**TEXTE FOURNI:**
◆ ◆ ◆ ◆ ◆ ◆ ◆

David Suzuki est le Hulot canadien. Dans ce texte majeur, le directeur de sa fondation prend position pour que les défenseurs de l’environnement s’engagent plus radicalement.
Dans une entrevue publiée en une du magazine MacLean’s le 15 novembre dernier, David Suzuki affirme que l’environnementalisme a échoué. Ce constat déchirant d’un homme de 77 ans qui a consacré sa vie à la cause environnementale survient alors que le mouvement environnemental, qui célèbrera bientôt son cinquantenaire, est en profonde réflexion sur la stratégie à adopter devant l’imminence d’un effondrement de la biosphère. En d’autres mots : que faire pour ne pas assister impuissants à la destruction des systèmes qui assurent la vie sur Terre ?
L’auteure et militante Naomi Klein a lancé un pavé dans la mare il y a quelques semaines dans un texte intitulé : « Comment la science nous dit de nous révolter ». Dans ce texte, Klein explique que de nombreux scientifiques, confrontés aux résultats, aux signaux d’alarme de la science et à l’inertie de nos institutions devant des enjeux d’une telle envergure, ressentent l’obligation morale de prendre part à des actions militantes. C’est ainsi que James Hansen, ancien chercheur de la NASA et l’un des fondateurs de la climatologie moderne, s’est fait arrêter six fois pour des gestes de désobéissance civile.

◆ ◆ ◆ ◆ ◆ ◆ ◆

**CONSIGNE DONNÉE 1:**
Réécris en liste numérotée les lignes des données enregistrées, de la toute première jusqu'à celle qui contient « text block: Affaires Pénales: Romains », incluse, sans les lignes vides.

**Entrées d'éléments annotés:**

◆ ◆ ◆ ◆ ◆ ◆ ◆

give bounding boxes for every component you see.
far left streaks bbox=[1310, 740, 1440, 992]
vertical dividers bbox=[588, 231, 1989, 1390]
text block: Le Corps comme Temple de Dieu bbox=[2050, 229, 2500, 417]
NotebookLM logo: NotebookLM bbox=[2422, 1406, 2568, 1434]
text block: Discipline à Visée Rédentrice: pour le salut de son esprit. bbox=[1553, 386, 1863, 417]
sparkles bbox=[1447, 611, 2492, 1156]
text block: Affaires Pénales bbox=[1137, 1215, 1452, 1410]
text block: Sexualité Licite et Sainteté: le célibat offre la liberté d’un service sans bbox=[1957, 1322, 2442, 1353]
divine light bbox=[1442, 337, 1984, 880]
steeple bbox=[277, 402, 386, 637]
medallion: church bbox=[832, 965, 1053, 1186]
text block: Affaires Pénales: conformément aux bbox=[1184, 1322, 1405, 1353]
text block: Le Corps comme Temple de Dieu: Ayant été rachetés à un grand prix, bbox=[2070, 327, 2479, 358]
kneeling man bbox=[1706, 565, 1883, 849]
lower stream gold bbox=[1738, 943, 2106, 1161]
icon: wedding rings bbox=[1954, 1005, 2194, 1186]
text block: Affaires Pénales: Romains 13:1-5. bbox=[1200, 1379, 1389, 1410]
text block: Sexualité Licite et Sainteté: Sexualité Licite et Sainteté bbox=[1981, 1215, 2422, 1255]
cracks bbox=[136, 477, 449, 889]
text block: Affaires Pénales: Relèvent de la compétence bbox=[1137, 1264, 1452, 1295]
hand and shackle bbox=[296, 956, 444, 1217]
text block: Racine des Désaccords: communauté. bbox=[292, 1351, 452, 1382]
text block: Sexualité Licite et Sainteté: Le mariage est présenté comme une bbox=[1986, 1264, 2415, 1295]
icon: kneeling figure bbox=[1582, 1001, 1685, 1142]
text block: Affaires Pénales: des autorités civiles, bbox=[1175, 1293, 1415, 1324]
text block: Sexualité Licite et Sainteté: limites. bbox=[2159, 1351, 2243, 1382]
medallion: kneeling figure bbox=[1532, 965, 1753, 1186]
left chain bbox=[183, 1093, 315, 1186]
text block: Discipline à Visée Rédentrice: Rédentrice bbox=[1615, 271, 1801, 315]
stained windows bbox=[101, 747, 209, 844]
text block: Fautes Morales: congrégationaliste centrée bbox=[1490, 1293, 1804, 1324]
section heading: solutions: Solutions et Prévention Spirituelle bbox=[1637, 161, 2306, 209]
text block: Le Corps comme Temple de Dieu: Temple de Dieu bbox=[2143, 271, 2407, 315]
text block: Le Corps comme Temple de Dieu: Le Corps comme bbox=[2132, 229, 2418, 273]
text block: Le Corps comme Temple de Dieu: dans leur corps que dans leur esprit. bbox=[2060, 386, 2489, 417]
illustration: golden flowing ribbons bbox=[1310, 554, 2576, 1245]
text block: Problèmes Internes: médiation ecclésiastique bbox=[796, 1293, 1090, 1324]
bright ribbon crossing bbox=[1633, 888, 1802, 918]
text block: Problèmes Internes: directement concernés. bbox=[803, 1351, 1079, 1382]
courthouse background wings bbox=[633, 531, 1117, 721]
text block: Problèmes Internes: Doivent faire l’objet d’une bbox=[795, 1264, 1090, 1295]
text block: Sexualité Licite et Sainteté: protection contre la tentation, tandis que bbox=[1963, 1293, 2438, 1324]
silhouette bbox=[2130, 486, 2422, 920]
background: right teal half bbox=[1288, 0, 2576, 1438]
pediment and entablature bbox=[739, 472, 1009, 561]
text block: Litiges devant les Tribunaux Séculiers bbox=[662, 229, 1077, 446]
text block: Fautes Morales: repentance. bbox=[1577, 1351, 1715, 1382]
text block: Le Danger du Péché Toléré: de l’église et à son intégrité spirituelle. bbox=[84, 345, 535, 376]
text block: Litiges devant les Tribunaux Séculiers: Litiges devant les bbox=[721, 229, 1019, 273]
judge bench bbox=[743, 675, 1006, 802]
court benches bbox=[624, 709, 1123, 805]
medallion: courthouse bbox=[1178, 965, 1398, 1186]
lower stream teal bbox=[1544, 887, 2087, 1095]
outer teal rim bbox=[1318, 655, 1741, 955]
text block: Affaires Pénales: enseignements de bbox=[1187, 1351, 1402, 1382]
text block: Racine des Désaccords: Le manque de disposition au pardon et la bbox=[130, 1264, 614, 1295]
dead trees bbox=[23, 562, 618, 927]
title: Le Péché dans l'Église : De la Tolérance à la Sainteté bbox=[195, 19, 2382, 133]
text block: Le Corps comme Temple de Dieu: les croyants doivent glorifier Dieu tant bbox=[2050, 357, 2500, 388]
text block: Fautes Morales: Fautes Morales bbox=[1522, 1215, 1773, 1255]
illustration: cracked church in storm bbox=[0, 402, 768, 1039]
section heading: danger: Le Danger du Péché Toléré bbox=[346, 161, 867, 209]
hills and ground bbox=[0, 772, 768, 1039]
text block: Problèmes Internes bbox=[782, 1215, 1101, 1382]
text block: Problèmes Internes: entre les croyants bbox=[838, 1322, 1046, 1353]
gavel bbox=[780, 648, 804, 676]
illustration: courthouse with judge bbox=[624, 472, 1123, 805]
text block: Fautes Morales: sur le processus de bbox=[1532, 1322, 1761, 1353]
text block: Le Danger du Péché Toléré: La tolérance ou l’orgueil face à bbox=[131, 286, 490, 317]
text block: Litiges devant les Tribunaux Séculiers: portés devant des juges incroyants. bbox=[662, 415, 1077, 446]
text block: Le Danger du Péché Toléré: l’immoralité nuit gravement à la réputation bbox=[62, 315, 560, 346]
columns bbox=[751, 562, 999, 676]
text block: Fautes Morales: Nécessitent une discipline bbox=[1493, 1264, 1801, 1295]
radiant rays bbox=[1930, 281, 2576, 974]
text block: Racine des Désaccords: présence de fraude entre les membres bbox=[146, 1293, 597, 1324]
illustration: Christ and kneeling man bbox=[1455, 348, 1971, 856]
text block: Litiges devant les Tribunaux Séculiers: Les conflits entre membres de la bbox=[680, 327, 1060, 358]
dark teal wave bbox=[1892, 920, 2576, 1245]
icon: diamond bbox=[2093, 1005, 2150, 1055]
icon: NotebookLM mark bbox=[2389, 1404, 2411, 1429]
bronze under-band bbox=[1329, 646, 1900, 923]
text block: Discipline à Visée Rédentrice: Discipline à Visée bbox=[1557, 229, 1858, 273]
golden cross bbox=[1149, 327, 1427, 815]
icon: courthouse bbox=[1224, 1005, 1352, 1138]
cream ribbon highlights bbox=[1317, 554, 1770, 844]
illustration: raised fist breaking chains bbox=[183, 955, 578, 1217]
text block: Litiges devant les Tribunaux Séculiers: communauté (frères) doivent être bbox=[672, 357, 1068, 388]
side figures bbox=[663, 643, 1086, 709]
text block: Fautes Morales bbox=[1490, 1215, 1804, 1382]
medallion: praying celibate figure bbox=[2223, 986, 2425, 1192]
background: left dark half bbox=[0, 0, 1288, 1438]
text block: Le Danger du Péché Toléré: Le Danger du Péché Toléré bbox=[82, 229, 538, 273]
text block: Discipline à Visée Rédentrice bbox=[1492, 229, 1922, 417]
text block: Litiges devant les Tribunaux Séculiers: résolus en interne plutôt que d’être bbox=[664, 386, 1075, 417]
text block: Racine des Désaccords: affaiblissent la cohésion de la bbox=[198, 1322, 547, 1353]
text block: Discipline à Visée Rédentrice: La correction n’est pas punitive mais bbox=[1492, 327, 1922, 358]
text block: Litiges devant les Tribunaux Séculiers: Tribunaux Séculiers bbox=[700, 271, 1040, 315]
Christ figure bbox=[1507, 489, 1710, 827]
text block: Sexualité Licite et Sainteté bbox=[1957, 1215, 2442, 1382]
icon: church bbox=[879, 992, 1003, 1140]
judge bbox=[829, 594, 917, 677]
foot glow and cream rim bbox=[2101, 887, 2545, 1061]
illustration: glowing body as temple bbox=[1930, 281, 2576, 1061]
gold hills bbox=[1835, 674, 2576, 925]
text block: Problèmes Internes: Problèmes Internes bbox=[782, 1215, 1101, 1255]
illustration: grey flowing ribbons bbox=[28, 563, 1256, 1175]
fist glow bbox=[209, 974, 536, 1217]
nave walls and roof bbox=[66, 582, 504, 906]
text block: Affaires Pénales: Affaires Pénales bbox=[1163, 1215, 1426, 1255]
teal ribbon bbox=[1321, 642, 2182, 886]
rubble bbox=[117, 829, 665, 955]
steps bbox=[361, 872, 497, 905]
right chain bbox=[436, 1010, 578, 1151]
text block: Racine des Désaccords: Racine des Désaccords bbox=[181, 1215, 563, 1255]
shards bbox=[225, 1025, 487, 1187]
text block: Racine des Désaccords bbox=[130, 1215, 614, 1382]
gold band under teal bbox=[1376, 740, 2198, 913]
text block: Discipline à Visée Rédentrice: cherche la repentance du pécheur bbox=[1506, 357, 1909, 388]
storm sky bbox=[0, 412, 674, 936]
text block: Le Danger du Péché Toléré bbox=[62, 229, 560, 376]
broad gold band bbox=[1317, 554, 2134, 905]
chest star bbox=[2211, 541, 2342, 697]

◆ ◆ ◆ ◆ ◆ ◆ ◆

**CONSIGNE DONNÉE 2:**
Reproduis intégralement le texte sur David Suzuki et l'échec de l'environnementalisme.

**RÉSULTAT 1:**
1. give bounding boxes for every component you see.
2. far left streaks bbox=[1310, 740, 1440, 992]
3. vertical dividers bbox=[588, 231, 1989, 1390]
4. text block: Le Corps comme Temple de Dieu bbox=[2050, 229, 2500, 417]
5. NotebookLM logo: NotebookLM bbox=[2422, 1406, 2568, 1434]
6. text block: Discipline à Visée Rédentrice: pour le salut de son esprit. bbox=[1553, 386, 1863, 417]
7. sparkles bbox=[1447, 611, 2492, 1156]
8. text block: Affaires Pénales bbox=[1137, 1215, 1452, 1410]
9. text block: Sexualité Licite et Sainteté: le célibat offre la liberté d’un service sans bbox=[1957, 1322, 2442, 1353]
10. divine light bbox=[1442, 337, 1984, 880]
11. steeple bbox=[277, 402, 386, 637]
12. medallion: church bbox=[832, 965, 1053, 1186]
13. text block: Affaires Pénales: conformément aux bbox=[1184, 1322, 1405, 1353]
14. text block: Le Corps comme Temple de Dieu: Ayant été rachetés à un grand prix, bbox=[2070, 327, 2479, 358]
15. kneeling man bbox=[1706, 565, 1883, 849]
16. lower stream gold bbox=[1738, 943, 2106, 1161]
17. icon: wedding rings bbox=[1954, 1005, 2194, 1186]
18. text block: Affaires Pénales: Romains 13:1-5. bbox=[1200, 1379, 1389, 1410]

**RÉSULTAT 2:**
David Suzuki est le Hulot canadien. Dans ce texte majeur, le directeur de sa fondation prend position pour que les défenseurs de l’environnement s’engagent plus radicalement.
Dans une entrevue publiée en une du magazine MacLean’s le 15 novembre dernier, David Suzuki affirme que l’environnementalisme a échoué. Ce constat déchirant d’un homme de 77 ans qui a consacré sa vie à la cause environnementale survient alors que le mouvement environnemental, qui célèbrera bientôt son cinquantenaire, est en profonde réflexion sur la stratégie à adopter devant l’imminence d’un effondrement de la biosphère. En d’autres mots : que faire pour ne pas assister impuissants à la destruction des systèmes qui assurent la vie sur Terre ?
L’auteure et militante Naomi Klein a lancé un pavé dans la mare il y a quelques semaines dans un texte intitulé : « Comment la science nous dit de nous révolter ». Dans ce texte, Klein explique que de nombreux scientifiques, confrontés aux résultats, aux signaux d’alarme de la science et à l’inertie de nos institutions devant des enjeux d’une telle envergure, ressentent l’obligation morale de prendre part à des actions militantes. C’est ainsi que James Hansen, ancien chercheur de la NASA et l’un des fondateurs de la climatologie moderne, s’est fait arrêter six fois pour des gestes de désobéissance civile.